▸ **Exercise**
Go through the listing and return every line with "About" in it.

▸ **Material for this task**
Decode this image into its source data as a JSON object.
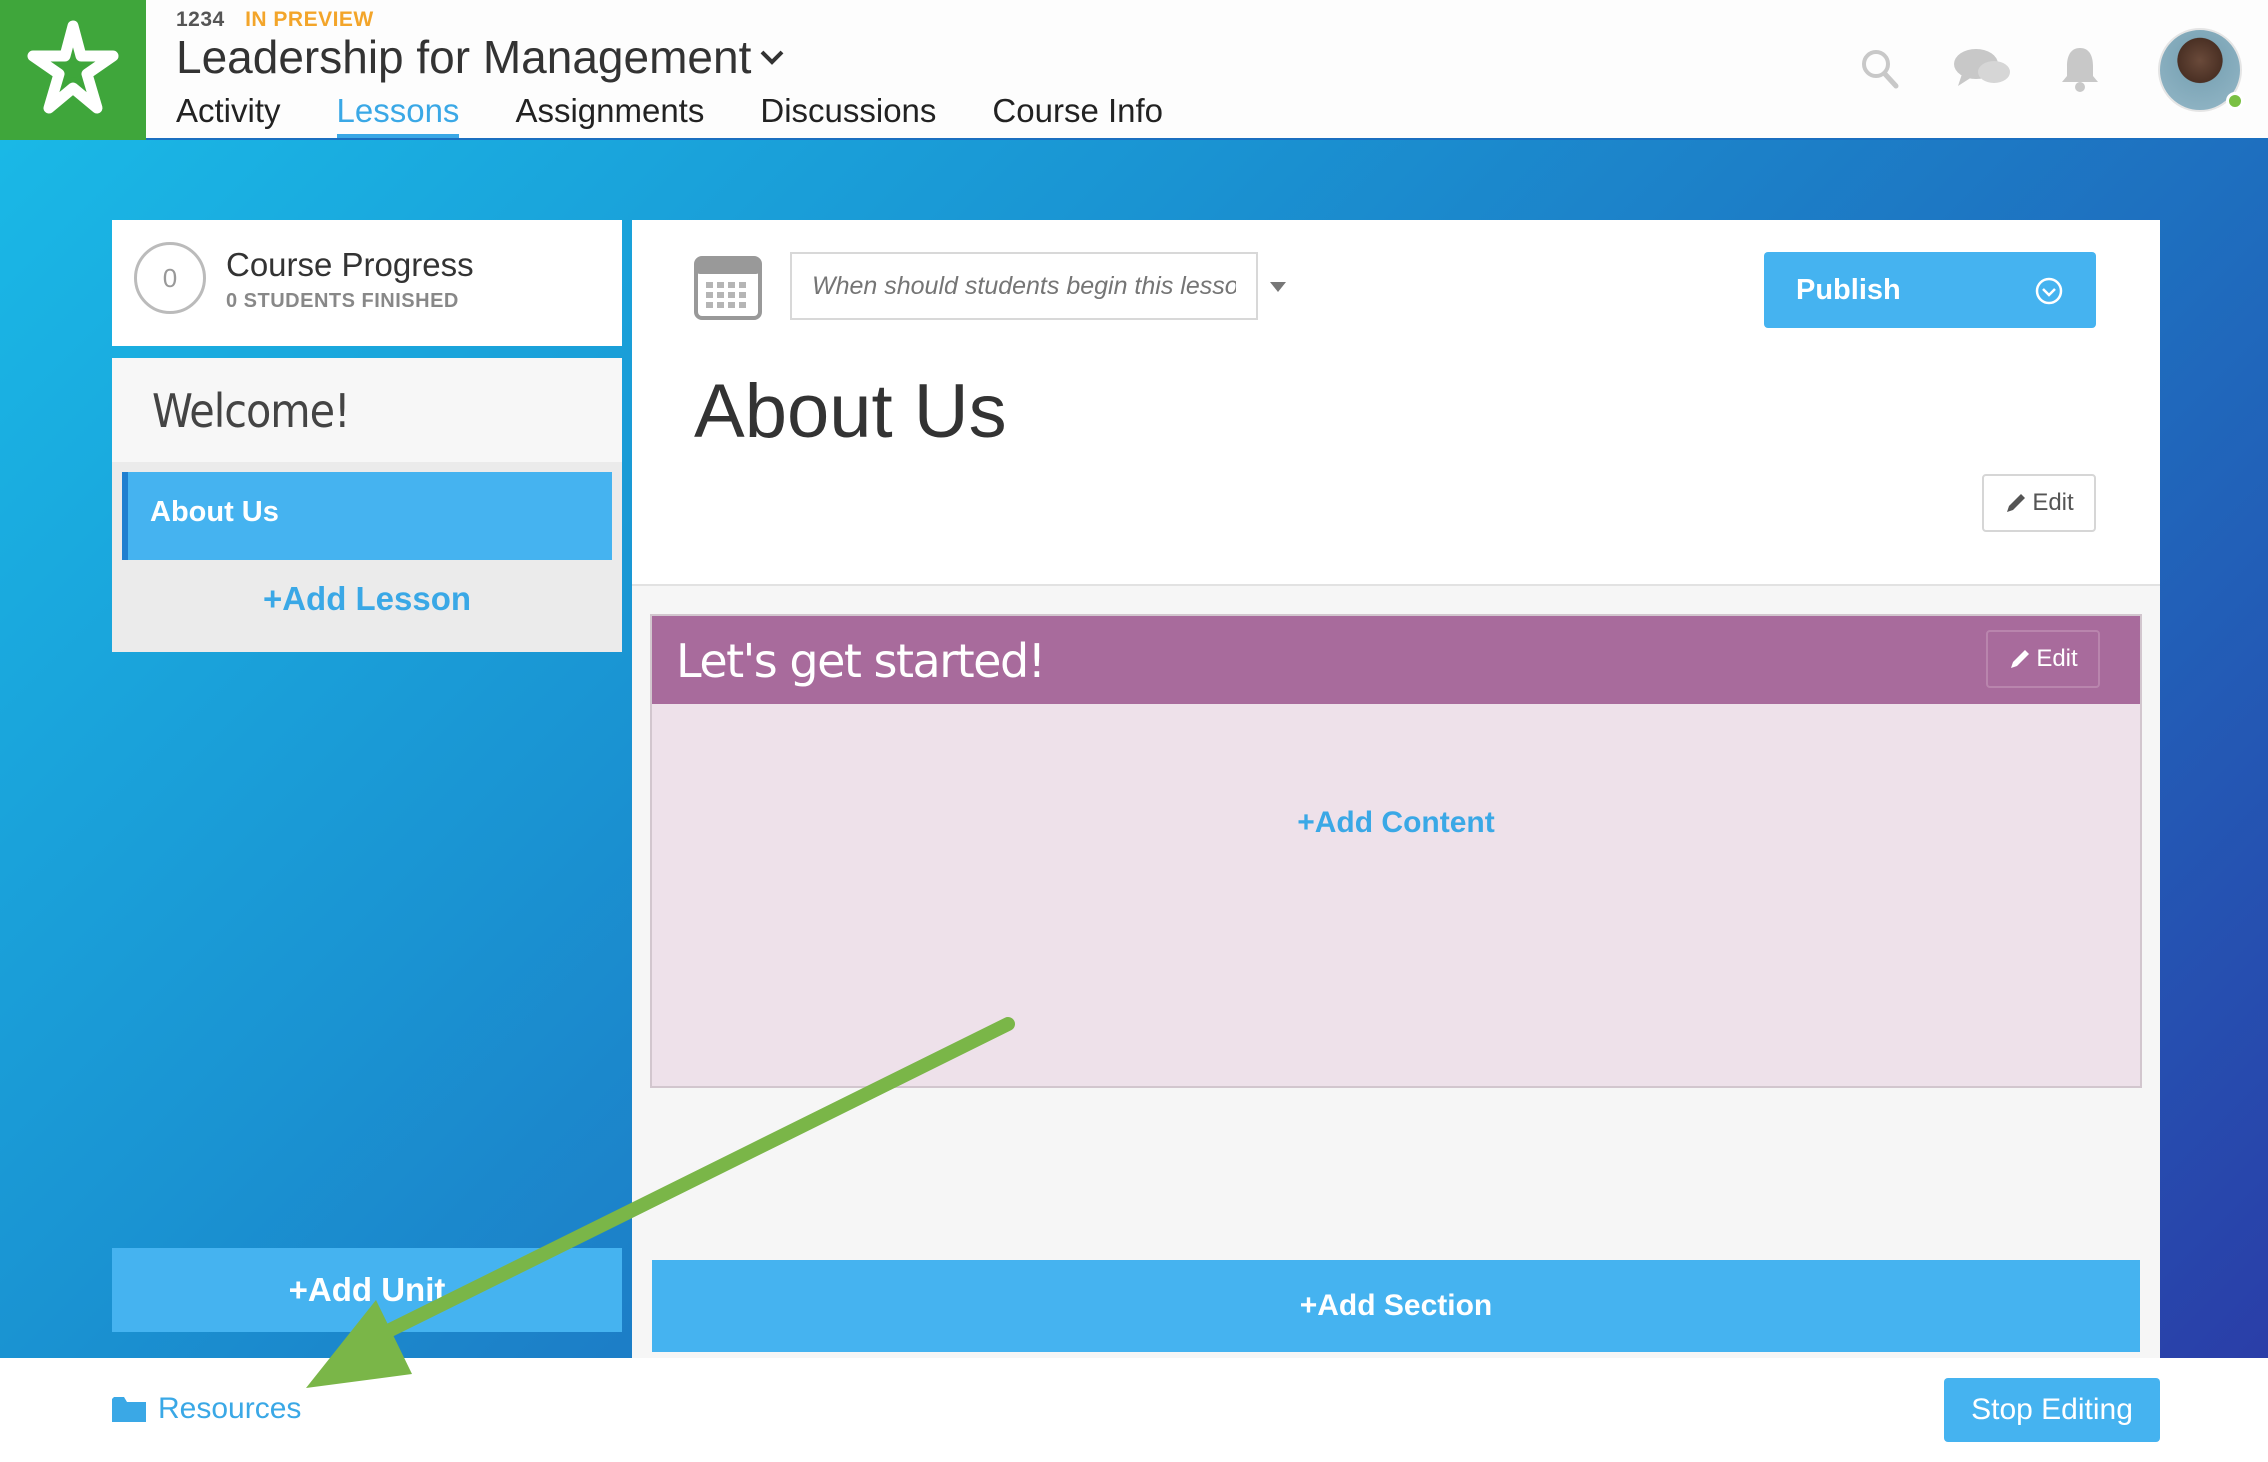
{
  "header": {
    "course_code": "1234",
    "preview_badge": "IN PREVIEW",
    "course_title": "Leadership for Management",
    "nav": [
      {
        "label": "Activity",
        "active": false
      },
      {
        "label": "Lessons",
        "active": true
      },
      {
        "label": "Assignments",
        "active": false
      },
      {
        "label": "Discussions",
        "active": false
      },
      {
        "label": "Course Info",
        "active": false
      }
    ],
    "icons": [
      "search-icon",
      "chat-icon",
      "bell-icon"
    ],
    "brand_color": "#3fa63b",
    "accent_color": "#45b3f0"
  },
  "sidebar": {
    "progress": {
      "count": "0",
      "title": "Course Progress",
      "subtitle": "0 STUDENTS FINISHED"
    },
    "unit_title": "Welcome!",
    "lessons": [
      {
        "label": "About Us",
        "selected": true
      }
    ],
    "add_lesson_label": "+Add Lesson",
    "add_unit_label": "+Add Unit"
  },
  "main": {
    "date_placeholder": "When should students begin this lesson?",
    "publish_label": "Publish",
    "lesson_title": "About Us",
    "edit_label": "Edit",
    "section": {
      "title": "Let's get started!",
      "edit_label": "Edit",
      "add_content_label": "+Add Content",
      "header_color": "#a86b9c"
    },
    "add_section_label": "+Add Section"
  },
  "footer": {
    "resources_label": "Resources",
    "stop_editing_label": "Stop Editing"
  },
  "annotation": {
    "arrow_color": "#7ab648"
  }
}
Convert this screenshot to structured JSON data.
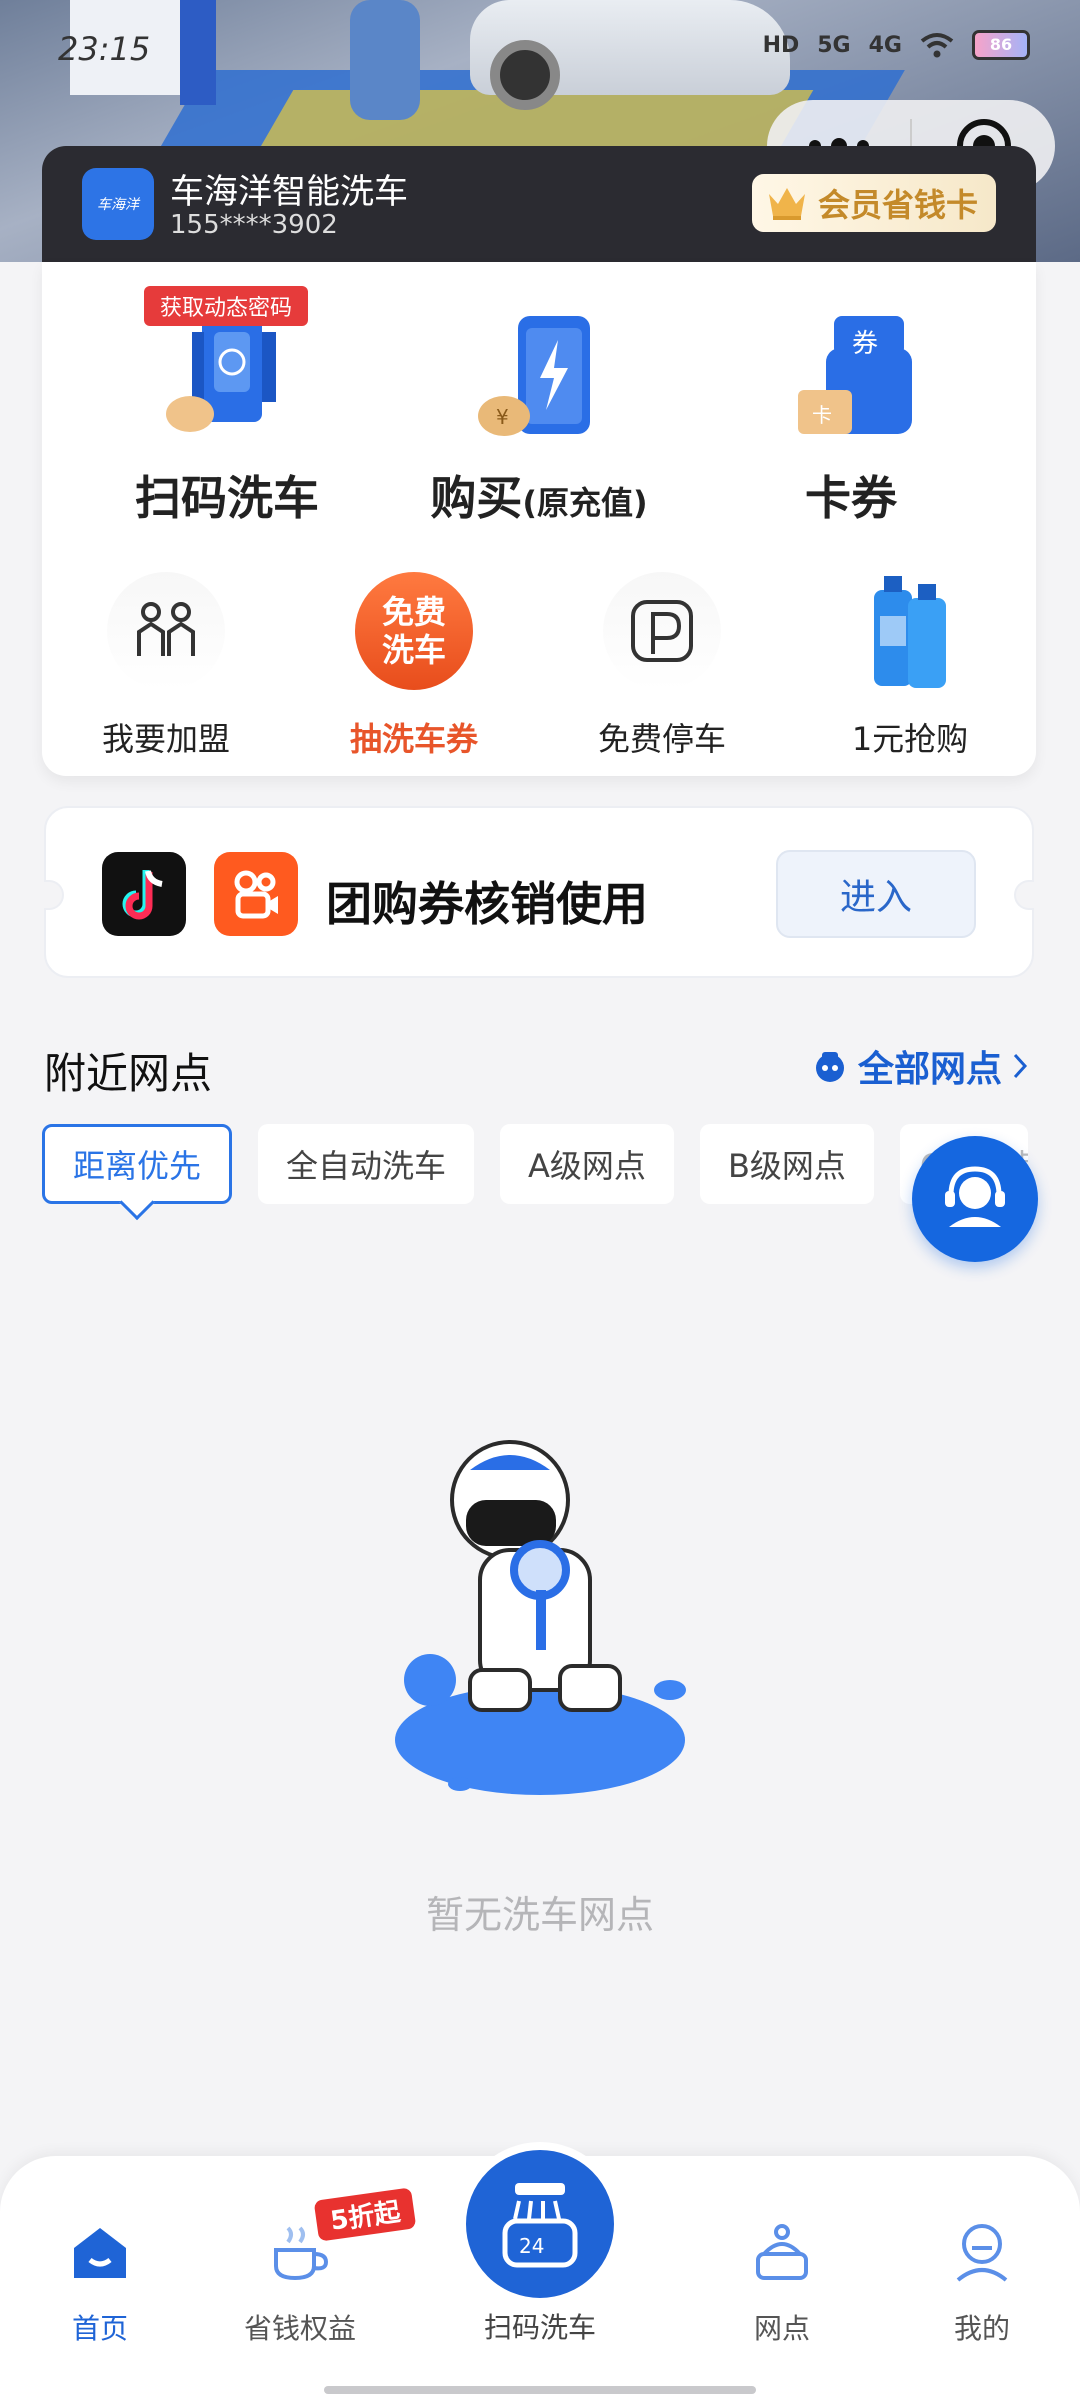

▸ **Solution for this exercise**
        "label": "About Us",
    "lesson_title": "About Us",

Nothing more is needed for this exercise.